----- RAW DATA

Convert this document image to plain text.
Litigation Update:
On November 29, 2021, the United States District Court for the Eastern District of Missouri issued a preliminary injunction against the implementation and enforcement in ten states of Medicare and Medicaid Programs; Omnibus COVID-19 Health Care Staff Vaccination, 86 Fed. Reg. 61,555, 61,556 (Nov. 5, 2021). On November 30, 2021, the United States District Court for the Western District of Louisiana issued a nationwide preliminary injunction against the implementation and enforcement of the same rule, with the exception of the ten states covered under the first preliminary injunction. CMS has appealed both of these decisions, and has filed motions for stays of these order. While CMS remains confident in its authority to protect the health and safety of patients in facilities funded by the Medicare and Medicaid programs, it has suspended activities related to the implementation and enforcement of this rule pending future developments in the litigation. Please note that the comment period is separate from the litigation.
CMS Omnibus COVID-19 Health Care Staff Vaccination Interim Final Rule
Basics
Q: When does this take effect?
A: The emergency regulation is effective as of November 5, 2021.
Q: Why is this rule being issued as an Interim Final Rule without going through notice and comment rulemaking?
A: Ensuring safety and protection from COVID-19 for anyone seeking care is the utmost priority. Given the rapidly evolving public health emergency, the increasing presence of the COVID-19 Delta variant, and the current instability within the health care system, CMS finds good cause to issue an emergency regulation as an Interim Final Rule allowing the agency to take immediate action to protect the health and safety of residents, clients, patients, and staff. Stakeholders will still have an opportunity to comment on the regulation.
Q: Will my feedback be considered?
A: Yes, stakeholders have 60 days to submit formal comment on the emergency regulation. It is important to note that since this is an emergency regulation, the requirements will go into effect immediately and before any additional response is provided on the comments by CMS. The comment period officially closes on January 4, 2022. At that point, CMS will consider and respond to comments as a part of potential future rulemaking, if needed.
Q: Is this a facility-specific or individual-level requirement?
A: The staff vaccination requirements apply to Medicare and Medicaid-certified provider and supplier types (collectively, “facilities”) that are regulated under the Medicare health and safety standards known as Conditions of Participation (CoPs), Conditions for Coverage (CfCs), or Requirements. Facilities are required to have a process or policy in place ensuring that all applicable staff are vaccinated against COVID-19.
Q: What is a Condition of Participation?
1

----------

* [PROBLEM TO SOLVE] A faithful, word-for-word copy of the data is the expected answer.

* [ANSWER SPACE]
Convert this document image to plain text.
Litigation Update:
On November 29, 2021, the United States District Court for the Eastern District of Missouri issued a preliminary injunction against the implementation and enforcement in ten states of Medicare and Medicaid Programs; Omnibus COVID-19 Health Care Staff Vaccination, 86 Fed. Reg. 61,555, 61,556 (Nov. 5, 2021). On November 30, 2021, the United States District Court for the Western District of Louisiana issued a nationwide preliminary injunction against the implementation and enforcement of the same rule, with the exception of the ten states covered under the first preliminary injunction. CMS has appealed both of these decisions, and has filed motions for stays of these order. While CMS remains confident in its authority to protect the health and safety of patients in facilities funded by the Medicare and Medicaid programs, it has suspended activities related to the implementation and enforcement of this rule pending future developments in the litigation. Please note that the comment period is separate from the litigation.
CMS Omnibus COVID-19 Health Care Staff Vaccination Interim Final Rule
Basics
Q: When does this take effect?
A: The emergency regulation is effective as of November 5, 2021.
Q: Why is this rule being issued as an Interim Final Rule without going through notice and comment rulemaking?
A: Ensuring safety and protection from COVID-19 for anyone seeking care is the utmost priority. Given the rapidly evolving public health emergency, the increasing presence of the COVID-19 Delta variant, and the current instability within the health care system, CMS finds good cause to issue an emergency regulation as an Interim Final Rule allowing the agency to take immediate action to protect the health and safety of residents, clients, patients, and staff. Stakeholders will still have an opportunity to comment on the regulation.
Q: Will my feedback be considered?
A: Yes, stakeholders have 60 days to submit formal comment on the emergency regulation. It is important to note that since this is an emergency regulation, the requirements will go into effect immediately and before any additional response is provided on the comments by CMS. The comment period officially closes on January 4, 2022. At that point, CMS will consider and respond to comments as a part of potential future rulemaking, if needed.
Q: Is this a facility-specific or individual-level requirement?
A: The staff vaccination requirements apply to Medicare and Medicaid-certified provider and supplier types (collectively, “facilities”) that are regulated under the Medicare health and safety standards known as Conditions of Participation (CoPs), Conditions for Coverage (CfCs), or Requirements. Facilities are required to have a process or policy in place ensuring that all applicable staff are vaccinated against COVID-19.
Q: What is a Condition of Participation?
1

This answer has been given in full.